Given instruction: The entries below need to be written out exactly, with no pictures included.

Rows from a figure dataset
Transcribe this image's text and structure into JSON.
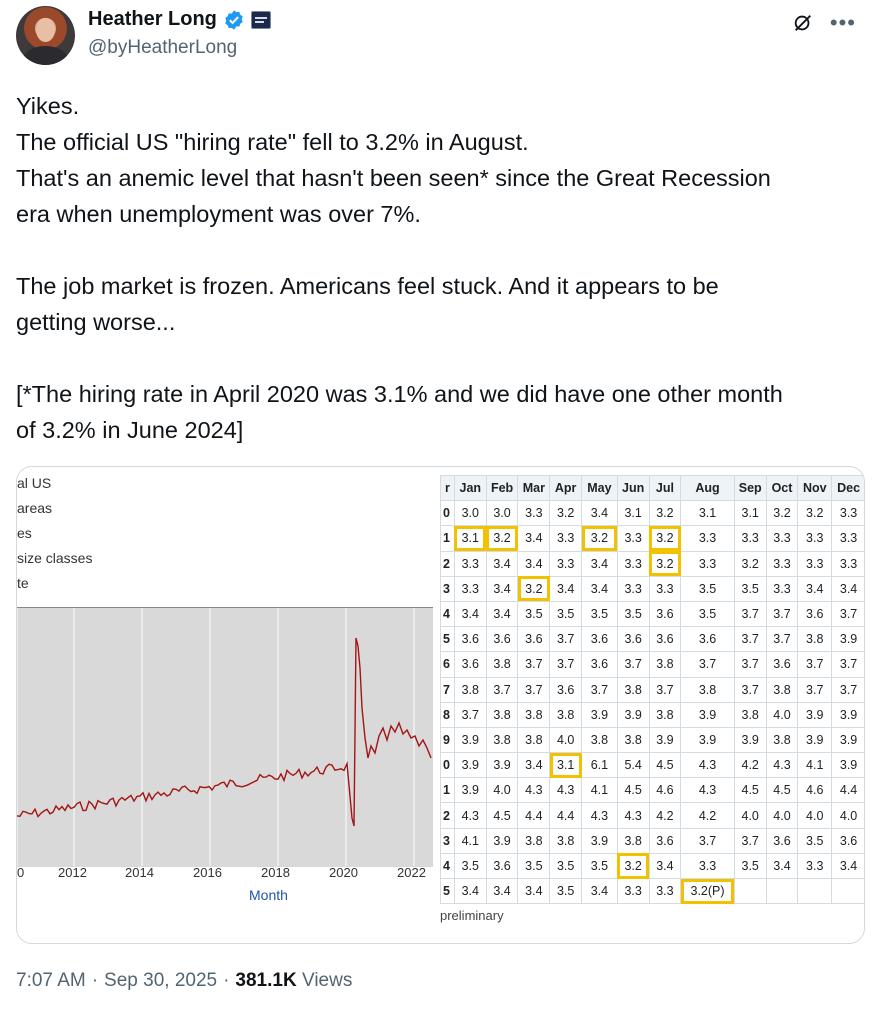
{
  "author": {
    "name": "Heather Long",
    "handle": "@byHeatherLong"
  },
  "tweet_lines": [
    "Yikes.",
    "The official US \"hiring rate\" fell to 3.2% in August.",
    "That's an anemic level that hasn't been seen* since the Great Recession",
    "era when unemployment was over 7%.",
    "",
    "The job market is frozen. Americans feel stuck. And it appears to be",
    "getting worse...",
    "",
    "[*The hiring rate in April 2020 was 3.1% and we did have one other month",
    "of 3.2% in June 2024]"
  ],
  "left_chart": {
    "legend": [
      "al US",
      "areas",
      "es",
      "size classes",
      "te"
    ],
    "x_ticks": [
      "0",
      "2012",
      "2014",
      "2016",
      "2018",
      "2020",
      "2022"
    ],
    "xlabel": "Month",
    "line_color": "#a31515"
  },
  "table": {
    "headers": [
      "r",
      "Jan",
      "Feb",
      "Mar",
      "Apr",
      "May",
      "Jun",
      "Jul",
      "Aug",
      "Sep",
      "Oct",
      "Nov",
      "Dec"
    ],
    "rows": [
      [
        "0",
        "3.0",
        "3.0",
        "3.3",
        "3.2",
        "3.4",
        "3.1",
        "3.2",
        "3.1",
        "3.1",
        "3.2",
        "3.2",
        "3.3"
      ],
      [
        "1",
        "3.1",
        "3.2",
        "3.4",
        "3.3",
        "3.2",
        "3.3",
        "3.2",
        "3.3",
        "3.3",
        "3.3",
        "3.3",
        "3.3"
      ],
      [
        "2",
        "3.3",
        "3.4",
        "3.4",
        "3.3",
        "3.4",
        "3.3",
        "3.2",
        "3.3",
        "3.2",
        "3.3",
        "3.3",
        "3.3"
      ],
      [
        "3",
        "3.3",
        "3.4",
        "3.2",
        "3.4",
        "3.4",
        "3.3",
        "3.3",
        "3.5",
        "3.5",
        "3.3",
        "3.4",
        "3.4"
      ],
      [
        "4",
        "3.4",
        "3.4",
        "3.5",
        "3.5",
        "3.5",
        "3.5",
        "3.6",
        "3.5",
        "3.7",
        "3.7",
        "3.6",
        "3.7"
      ],
      [
        "5",
        "3.6",
        "3.6",
        "3.6",
        "3.7",
        "3.6",
        "3.6",
        "3.6",
        "3.6",
        "3.7",
        "3.7",
        "3.8",
        "3.9"
      ],
      [
        "6",
        "3.6",
        "3.8",
        "3.7",
        "3.7",
        "3.6",
        "3.7",
        "3.8",
        "3.7",
        "3.7",
        "3.6",
        "3.7",
        "3.7"
      ],
      [
        "7",
        "3.8",
        "3.7",
        "3.7",
        "3.6",
        "3.7",
        "3.8",
        "3.7",
        "3.8",
        "3.7",
        "3.8",
        "3.7",
        "3.7"
      ],
      [
        "8",
        "3.7",
        "3.8",
        "3.8",
        "3.8",
        "3.9",
        "3.9",
        "3.8",
        "3.9",
        "3.8",
        "4.0",
        "3.9",
        "3.9"
      ],
      [
        "9",
        "3.9",
        "3.8",
        "3.8",
        "4.0",
        "3.8",
        "3.8",
        "3.9",
        "3.9",
        "3.9",
        "3.8",
        "3.9",
        "3.9"
      ],
      [
        "0",
        "3.9",
        "3.9",
        "3.4",
        "3.1",
        "6.1",
        "5.4",
        "4.5",
        "4.3",
        "4.2",
        "4.3",
        "4.1",
        "3.9"
      ],
      [
        "1",
        "3.9",
        "4.0",
        "4.3",
        "4.3",
        "4.1",
        "4.5",
        "4.6",
        "4.3",
        "4.5",
        "4.5",
        "4.6",
        "4.4"
      ],
      [
        "2",
        "4.3",
        "4.5",
        "4.4",
        "4.4",
        "4.3",
        "4.3",
        "4.2",
        "4.2",
        "4.0",
        "4.0",
        "4.0",
        "4.0"
      ],
      [
        "3",
        "4.1",
        "3.9",
        "3.8",
        "3.8",
        "3.9",
        "3.8",
        "3.6",
        "3.7",
        "3.7",
        "3.6",
        "3.5",
        "3.6"
      ],
      [
        "4",
        "3.5",
        "3.6",
        "3.5",
        "3.5",
        "3.5",
        "3.2",
        "3.4",
        "3.3",
        "3.5",
        "3.4",
        "3.3",
        "3.4"
      ],
      [
        "5",
        "3.4",
        "3.4",
        "3.4",
        "3.5",
        "3.4",
        "3.3",
        "3.3",
        "3.2(P)",
        "",
        "",
        "",
        ""
      ]
    ],
    "highlights": [
      [
        1,
        1
      ],
      [
        1,
        2
      ],
      [
        1,
        5
      ],
      [
        1,
        7
      ],
      [
        2,
        7
      ],
      [
        3,
        3
      ],
      [
        10,
        4
      ],
      [
        14,
        6
      ],
      [
        15,
        8
      ]
    ],
    "footnote": "preliminary",
    "highlight_color": "#f2c200"
  },
  "footer": {
    "time": "7:07 AM",
    "sep": "·",
    "date": "Sep 30, 2025",
    "views_count": "381.1K",
    "views_label": "Views"
  }
}
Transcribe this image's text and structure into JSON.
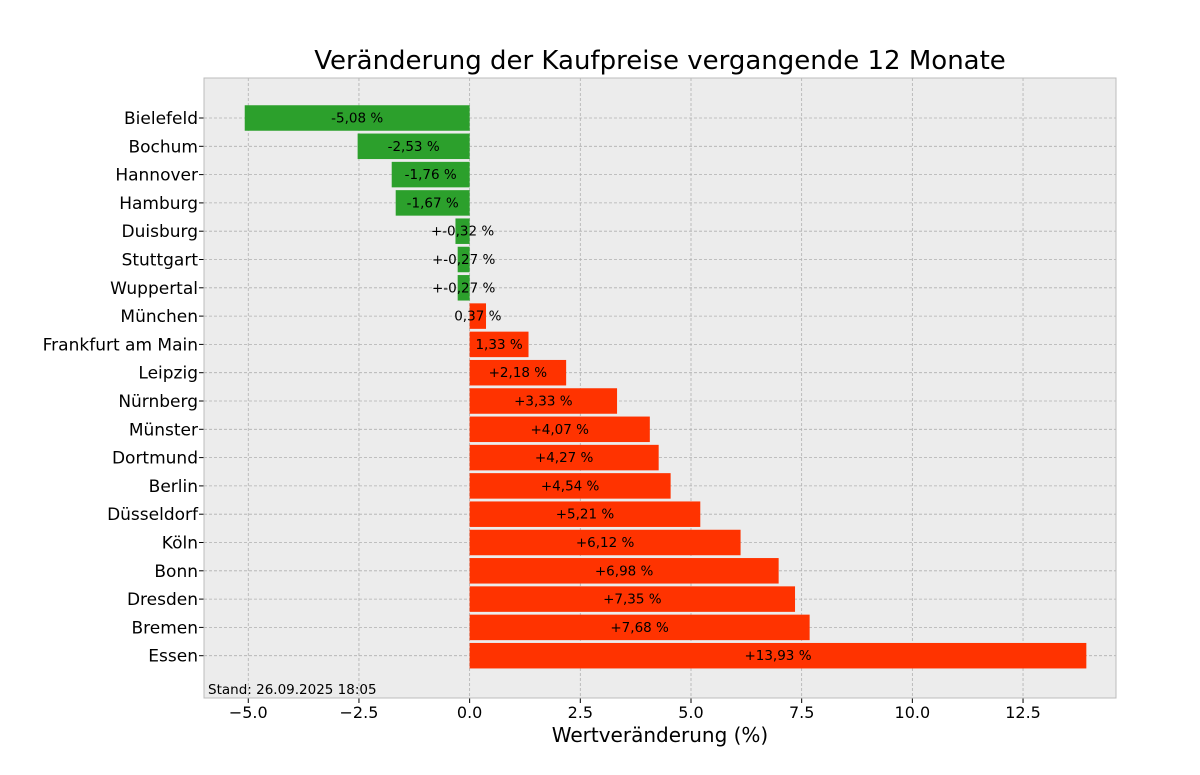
{
  "chart_data": {
    "type": "bar",
    "orientation": "horizontal",
    "title": "Veränderung der Kaufpreise vergangende 12 Monate",
    "xlabel": "Wertveränderung (%)",
    "ylabel": "",
    "xlim": [
      -6.0,
      14.6
    ],
    "xticks": [
      -5.0,
      -2.5,
      0.0,
      2.5,
      5.0,
      7.5,
      10.0,
      12.5
    ],
    "xtick_labels": [
      "−5.0",
      "−2.5",
      "0.0",
      "2.5",
      "5.0",
      "7.5",
      "10.0",
      "12.5"
    ],
    "grid": true,
    "categories": [
      "Bielefeld",
      "Bochum",
      "Hannover",
      "Hamburg",
      "Duisburg",
      "Stuttgart",
      "Wuppertal",
      "München",
      "Frankfurt am Main",
      "Leipzig",
      "Nürnberg",
      "Münster",
      "Dortmund",
      "Berlin",
      "Düsseldorf",
      "Köln",
      "Bonn",
      "Dresden",
      "Bremen",
      "Essen"
    ],
    "values": [
      -5.08,
      -2.53,
      -1.76,
      -1.67,
      -0.32,
      -0.27,
      -0.27,
      0.37,
      1.33,
      2.18,
      3.33,
      4.07,
      4.27,
      4.54,
      5.21,
      6.12,
      6.98,
      7.35,
      7.68,
      13.93
    ],
    "value_labels": [
      "-5,08 %",
      "-2,53 %",
      "-1,76 %",
      "-1,67 %",
      "+-0,32 %",
      "+-0,27 %",
      "+-0,27 %",
      "0,37 %",
      "1,33 %",
      "+2,18 %",
      "+3,33 %",
      "+4,07 %",
      "+4,27 %",
      "+4,54 %",
      "+5,21 %",
      "+6,12 %",
      "+6,98 %",
      "+7,35 %",
      "+7,68 %",
      "+13,93 %"
    ],
    "colors": {
      "negative": "#2ca02c",
      "positive": "#ff3300",
      "background": "#ececec",
      "frame": "#bcbcbc"
    },
    "footnote": "Stand: 26.09.2025 18:05"
  }
}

Written answer:
Transcribe this image's text and structure into JSON.
{
  "author": {
    "name": "Heather Long",
    "handle": "@byHeatherLong"
  },
  "tweet_lines": [
    "Yikes.",
    "The official US \"hiring rate\" fell to 3.2% in August.",
    "That's an anemic level that hasn't been seen* since the Great Recession",
    "era when unemployment was over 7%.",
    "",
    "The job market is frozen. Americans feel stuck. And it appears to be",
    "getting worse...",
    "",
    "[*The hiring rate in April 2020 was 3.1% and we did have one other month",
    "of 3.2% in June 2024]"
  ],
  "left_chart": {
    "legend": [
      "al US",
      "areas",
      "es",
      "size classes",
      "te"
    ],
    "x_ticks": [
      "0",
      "2012",
      "2014",
      "2016",
      "2018",
      "2020",
      "2022"
    ],
    "xlabel": "Month",
    "line_color": "#a31515"
  },
  "table": {
    "headers": [
      "r",
      "Jan",
      "Feb",
      "Mar",
      "Apr",
      "May",
      "Jun",
      "Jul",
      "Aug",
      "Sep",
      "Oct",
      "Nov",
      "Dec"
    ],
    "rows": [
      [
        "0",
        "3.0",
        "3.0",
        "3.3",
        "3.2",
        "3.4",
        "3.1",
        "3.2",
        "3.1",
        "3.1",
        "3.2",
        "3.2",
        "3.3"
      ],
      [
        "1",
        "3.1",
        "3.2",
        "3.4",
        "3.3",
        "3.2",
        "3.3",
        "3.2",
        "3.3",
        "3.3",
        "3.3",
        "3.3",
        "3.3"
      ],
      [
        "2",
        "3.3",
        "3.4",
        "3.4",
        "3.3",
        "3.4",
        "3.3",
        "3.2",
        "3.3",
        "3.2",
        "3.3",
        "3.3",
        "3.3"
      ],
      [
        "3",
        "3.3",
        "3.4",
        "3.2",
        "3.4",
        "3.4",
        "3.3",
        "3.3",
        "3.5",
        "3.5",
        "3.3",
        "3.4",
        "3.4"
      ],
      [
        "4",
        "3.4",
        "3.4",
        "3.5",
        "3.5",
        "3.5",
        "3.5",
        "3.6",
        "3.5",
        "3.7",
        "3.7",
        "3.6",
        "3.7"
      ],
      [
        "5",
        "3.6",
        "3.6",
        "3.6",
        "3.7",
        "3.6",
        "3.6",
        "3.6",
        "3.6",
        "3.7",
        "3.7",
        "3.8",
        "3.9"
      ],
      [
        "6",
        "3.6",
        "3.8",
        "3.7",
        "3.7",
        "3.6",
        "3.7",
        "3.8",
        "3.7",
        "3.7",
        "3.6",
        "3.7",
        "3.7"
      ],
      [
        "7",
        "3.8",
        "3.7",
        "3.7",
        "3.6",
        "3.7",
        "3.8",
        "3.7",
        "3.8",
        "3.7",
        "3.8",
        "3.7",
        "3.7"
      ],
      [
        "8",
        "3.7",
        "3.8",
        "3.8",
        "3.8",
        "3.9",
        "3.9",
        "3.8",
        "3.9",
        "3.8",
        "4.0",
        "3.9",
        "3.9"
      ],
      [
        "9",
        "3.9",
        "3.8",
        "3.8",
        "4.0",
        "3.8",
        "3.8",
        "3.9",
        "3.9",
        "3.9",
        "3.8",
        "3.9",
        "3.9"
      ],
      [
        "0",
        "3.9",
        "3.9",
        "3.4",
        "3.1",
        "6.1",
        "5.4",
        "4.5",
        "4.3",
        "4.2",
        "4.3",
        "4.1",
        "3.9"
      ],
      [
        "1",
        "3.9",
        "4.0",
        "4.3",
        "4.3",
        "4.1",
        "4.5",
        "4.6",
        "4.3",
        "4.5",
        "4.5",
        "4.6",
        "4.4"
      ],
      [
        "2",
        "4.3",
        "4.5",
        "4.4",
        "4.4",
        "4.3",
        "4.3",
        "4.2",
        "4.2",
        "4.0",
        "4.0",
        "4.0",
        "4.0"
      ],
      [
        "3",
        "4.1",
        "3.9",
        "3.8",
        "3.8",
        "3.9",
        "3.8",
        "3.6",
        "3.7",
        "3.7",
        "3.6",
        "3.5",
        "3.6"
      ],
      [
        "4",
        "3.5",
        "3.6",
        "3.5",
        "3.5",
        "3.5",
        "3.2",
        "3.4",
        "3.3",
        "3.5",
        "3.4",
        "3.3",
        "3.4"
      ],
      [
        "5",
        "3.4",
        "3.4",
        "3.4",
        "3.5",
        "3.4",
        "3.3",
        "3.3",
        "3.2(P)",
        "",
        "",
        "",
        ""
      ]
    ],
    "highlights": [
      [
        1,
        1
      ],
      [
        1,
        2
      ],
      [
        1,
        5
      ],
      [
        1,
        7
      ],
      [
        2,
        7
      ],
      [
        3,
        3
      ],
      [
        10,
        4
      ],
      [
        14,
        6
      ],
      [
        15,
        8
      ]
    ],
    "footnote": "preliminary",
    "highlight_color": "#f2c200"
  },
  "footer": {
    "time": "7:07 AM",
    "sep": "·",
    "date": "Sep 30, 2025",
    "views_count": "381.1K",
    "views_label": "Views"
  }
}
Transcribe this image's text and structure into JSON.
{
  "chart_data": {
    "type": "bar",
    "orientation": "horizontal",
    "title": "Veränderung der Kaufpreise vergangende 12 Monate",
    "xlabel": "Wertveränderung (%)",
    "ylabel": "",
    "xlim": [
      -6.0,
      14.6
    ],
    "xticks": [
      -5.0,
      -2.5,
      0.0,
      2.5,
      5.0,
      7.5,
      10.0,
      12.5
    ],
    "xtick_labels": [
      "−5.0",
      "−2.5",
      "0.0",
      "2.5",
      "5.0",
      "7.5",
      "10.0",
      "12.5"
    ],
    "grid": true,
    "categories": [
      "Bielefeld",
      "Bochum",
      "Hannover",
      "Hamburg",
      "Duisburg",
      "Stuttgart",
      "Wuppertal",
      "München",
      "Frankfurt am Main",
      "Leipzig",
      "Nürnberg",
      "Münster",
      "Dortmund",
      "Berlin",
      "Düsseldorf",
      "Köln",
      "Bonn",
      "Dresden",
      "Bremen",
      "Essen"
    ],
    "values": [
      -5.08,
      -2.53,
      -1.76,
      -1.67,
      -0.32,
      -0.27,
      -0.27,
      0.37,
      1.33,
      2.18,
      3.33,
      4.07,
      4.27,
      4.54,
      5.21,
      6.12,
      6.98,
      7.35,
      7.68,
      13.93
    ],
    "value_labels": [
      "-5,08 %",
      "-2,53 %",
      "-1,76 %",
      "-1,67 %",
      "+-0,32 %",
      "+-0,27 %",
      "+-0,27 %",
      "0,37 %",
      "1,33 %",
      "+2,18 %",
      "+3,33 %",
      "+4,07 %",
      "+4,27 %",
      "+4,54 %",
      "+5,21 %",
      "+6,12 %",
      "+6,98 %",
      "+7,35 %",
      "+7,68 %",
      "+13,93 %"
    ],
    "colors": {
      "negative": "#2ca02c",
      "positive": "#ff3300",
      "background": "#ececec",
      "frame": "#bcbcbc"
    },
    "footnote": "Stand: 26.09.2025 18:05"
  }
}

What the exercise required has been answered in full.